◆ Written request ◆
Repeat each entry word for word. Leave any images out of the copy.

** Start of Data shown **

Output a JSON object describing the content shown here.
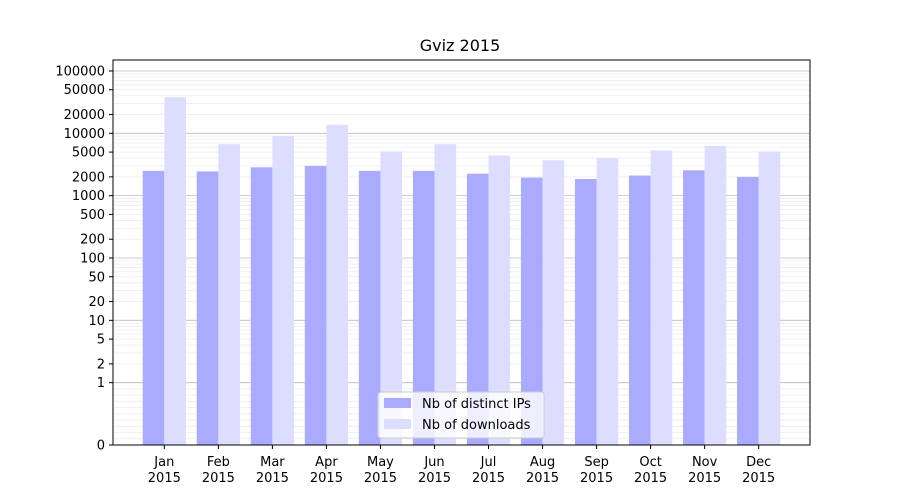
{
  "chart_data": {
    "type": "bar",
    "title": "Gviz 2015",
    "xlabel": "",
    "ylabel": "",
    "categories": [
      "Jan\n2015",
      "Feb\n2015",
      "Mar\n2015",
      "Apr\n2015",
      "May\n2015",
      "Jun\n2015",
      "Jul\n2015",
      "Aug\n2015",
      "Sep\n2015",
      "Oct\n2015",
      "Nov\n2015",
      "Dec\n2015"
    ],
    "y_scale": "symlog",
    "y_ticks": [
      0,
      1,
      2,
      5,
      10,
      20,
      50,
      100,
      200,
      500,
      1000,
      2000,
      5000,
      10000,
      20000,
      50000,
      100000
    ],
    "y_tick_labels": [
      "0",
      "1",
      "2",
      "5",
      "10",
      "20",
      "50",
      "100",
      "200",
      "500",
      "1000",
      "2000",
      "5000",
      "10000",
      "20000",
      "50000",
      "100000"
    ],
    "ylim": [
      0,
      150000
    ],
    "grid": true,
    "legend_position": "lower-center",
    "series": [
      {
        "name": "Nb of distinct IPs",
        "color": "#aaaaff",
        "values": [
          2500,
          2450,
          2850,
          3000,
          2500,
          2500,
          2250,
          1950,
          1850,
          2100,
          2550,
          2000
        ]
      },
      {
        "name": "Nb of downloads",
        "color": "#ddddff",
        "values": [
          38000,
          6700,
          9000,
          13700,
          5100,
          6700,
          4400,
          3700,
          4000,
          5300,
          6300,
          5100
        ]
      }
    ]
  }
}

** End of Data shown **

◆ Right answer ◆
Output a JSON object describing the content shown here.
{
  "chart_data": {
    "type": "bar",
    "title": "Gviz 2015",
    "xlabel": "",
    "ylabel": "",
    "categories": [
      "Jan\n2015",
      "Feb\n2015",
      "Mar\n2015",
      "Apr\n2015",
      "May\n2015",
      "Jun\n2015",
      "Jul\n2015",
      "Aug\n2015",
      "Sep\n2015",
      "Oct\n2015",
      "Nov\n2015",
      "Dec\n2015"
    ],
    "y_scale": "symlog",
    "y_ticks": [
      0,
      1,
      2,
      5,
      10,
      20,
      50,
      100,
      200,
      500,
      1000,
      2000,
      5000,
      10000,
      20000,
      50000,
      100000
    ],
    "y_tick_labels": [
      "0",
      "1",
      "2",
      "5",
      "10",
      "20",
      "50",
      "100",
      "200",
      "500",
      "1000",
      "2000",
      "5000",
      "10000",
      "20000",
      "50000",
      "100000"
    ],
    "ylim": [
      0,
      150000
    ],
    "grid": true,
    "legend_position": "lower-center",
    "series": [
      {
        "name": "Nb of distinct IPs",
        "color": "#aaaaff",
        "values": [
          2500,
          2450,
          2850,
          3000,
          2500,
          2500,
          2250,
          1950,
          1850,
          2100,
          2550,
          2000
        ]
      },
      {
        "name": "Nb of downloads",
        "color": "#ddddff",
        "values": [
          38000,
          6700,
          9000,
          13700,
          5100,
          6700,
          4400,
          3700,
          4000,
          5300,
          6300,
          5100
        ]
      }
    ]
  }
}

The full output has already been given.